Exercise objective –
Word for word, quote all of the material, omitting the pictures.

Record extracts –
Start
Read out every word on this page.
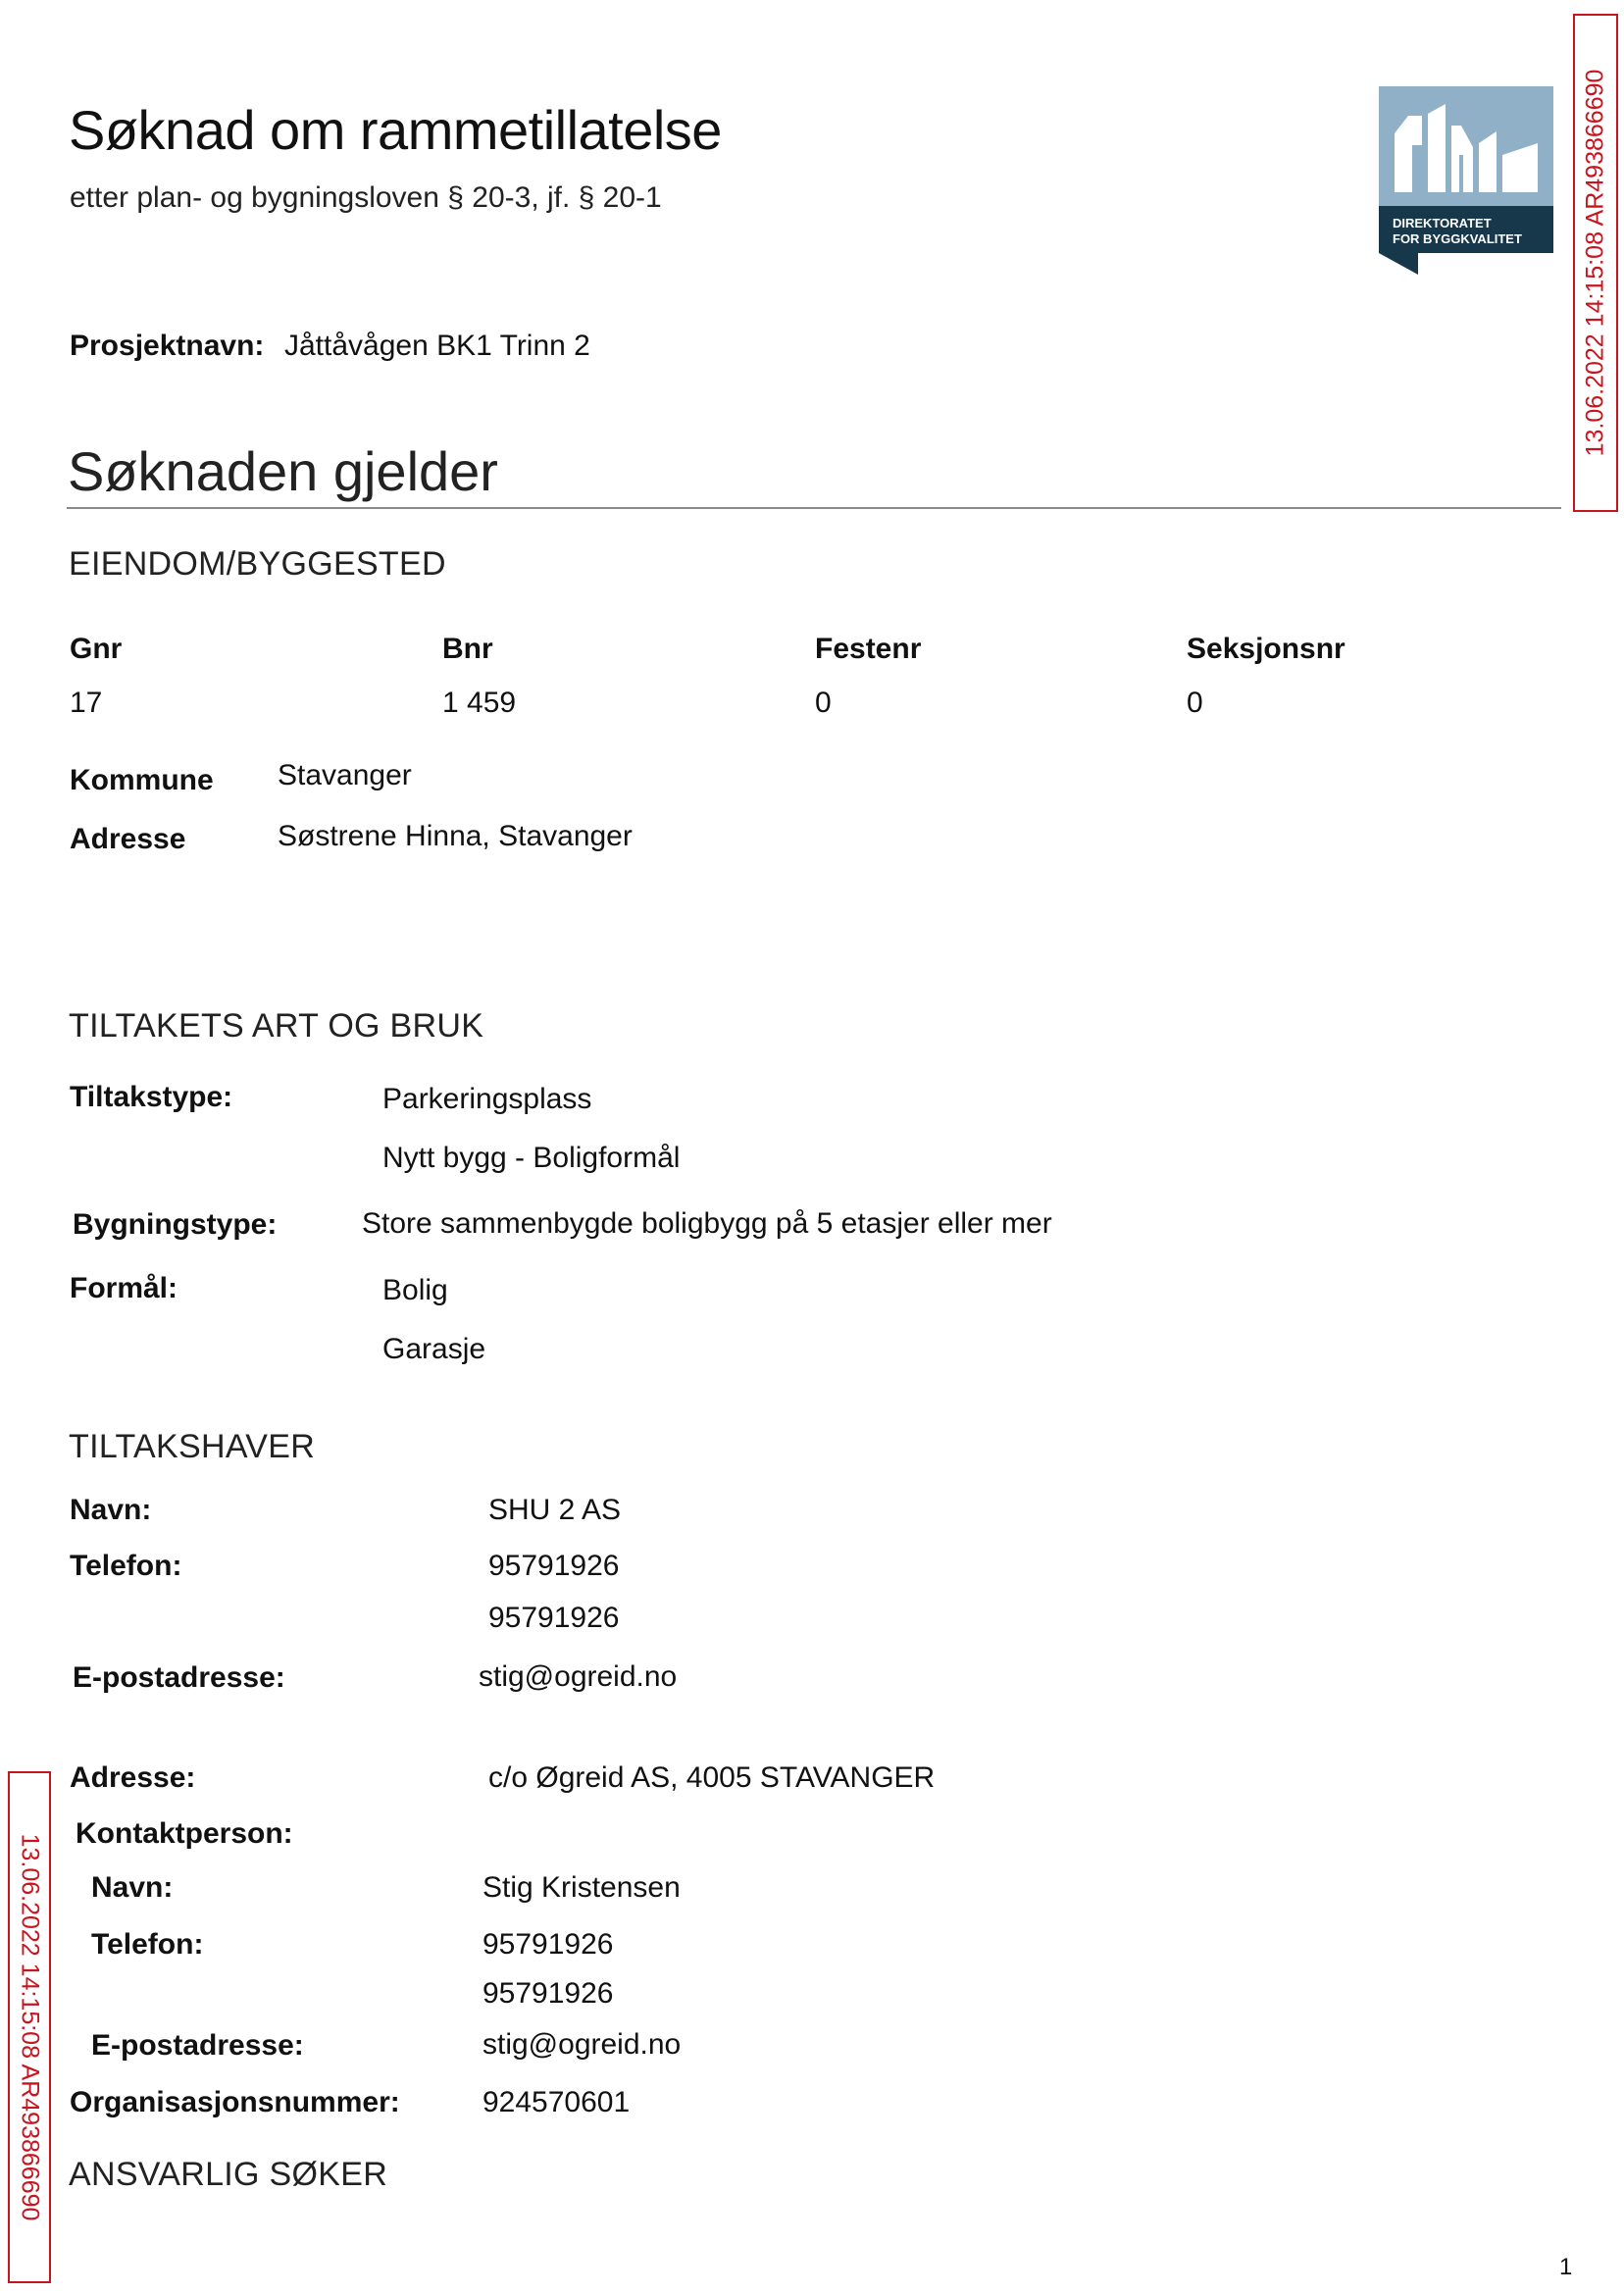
Søknad om rammetillatelse
etter plan- og bygningsloven § 20-3, jf. § 20-1
DIREKTORATET
FOR BYGGKVALITET 13.06.2022 14:15:08 AR493866690
Prosjektnavn: Jåttåvågen BK1 Trinn 2
Søknaden gjelder
EIENDOM/BYGGESTED
Gnr	Bnr	Festenr	Seksjonsnr
17	1 459	0	0
Kommune Stavanger
Adresse	Søstrene Hinna, Stavanger
TILTAKETS ART OG BRUK
Tiltakstype:	Parkeringsplass
Nytt bygg - Boligformål
Bygningstype:	Store sammenbygde boligbygg på 5 etasjer eller mer
Formål:	Bolig
Garasje
TILTAKSHAVER
Navn:	SHU 2 AS
Telefon:	95791926
95791926
E-postadresse:	stig@ogreid.no
Adresse:	c/o Øgreid AS, 4005 STAVANGER
Kontaktperson:
Navn:	Stig Kristensen
Telefon:	95791926
95791926
E-postadresse:	stig@ogreid.no
Organisasjonsnummer:	924570601
ANSVARLIG SØKER
13.06.2022 14:15:08 AR493866690
1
End
Exercise output –
Read out every word on this page.
Søknad om rammetillatelse
etter plan- og bygningsloven § 20-3, jf. § 20-1
DIREKTORATET
FOR BYGGKVALITET 13.06.2022 14:15:08 AR493866690
Prosjektnavn: Jåttåvågen BK1 Trinn 2
Søknaden gjelder
EIENDOM/BYGGESTED
Gnr	Bnr	Festenr	Seksjonsnr
17	1 459	0	0
Kommune Stavanger
Adresse	Søstrene Hinna, Stavanger
TILTAKETS ART OG BRUK
Tiltakstype:	Parkeringsplass
Nytt bygg - Boligformål
Bygningstype:	Store sammenbygde boligbygg på 5 etasjer eller mer
Formål:	Bolig
Garasje
TILTAKSHAVER
Navn:	SHU 2 AS
Telefon:	95791926
95791926
E-postadresse:	stig@ogreid.no
Adresse:	c/o Øgreid AS, 4005 STAVANGER
Kontaktperson:
Navn:	Stig Kristensen
Telefon:	95791926
95791926
E-postadresse:	stig@ogreid.no
Organisasjonsnummer:	924570601
ANSVARLIG SØKER
13.06.2022 14:15:08 AR493866690
1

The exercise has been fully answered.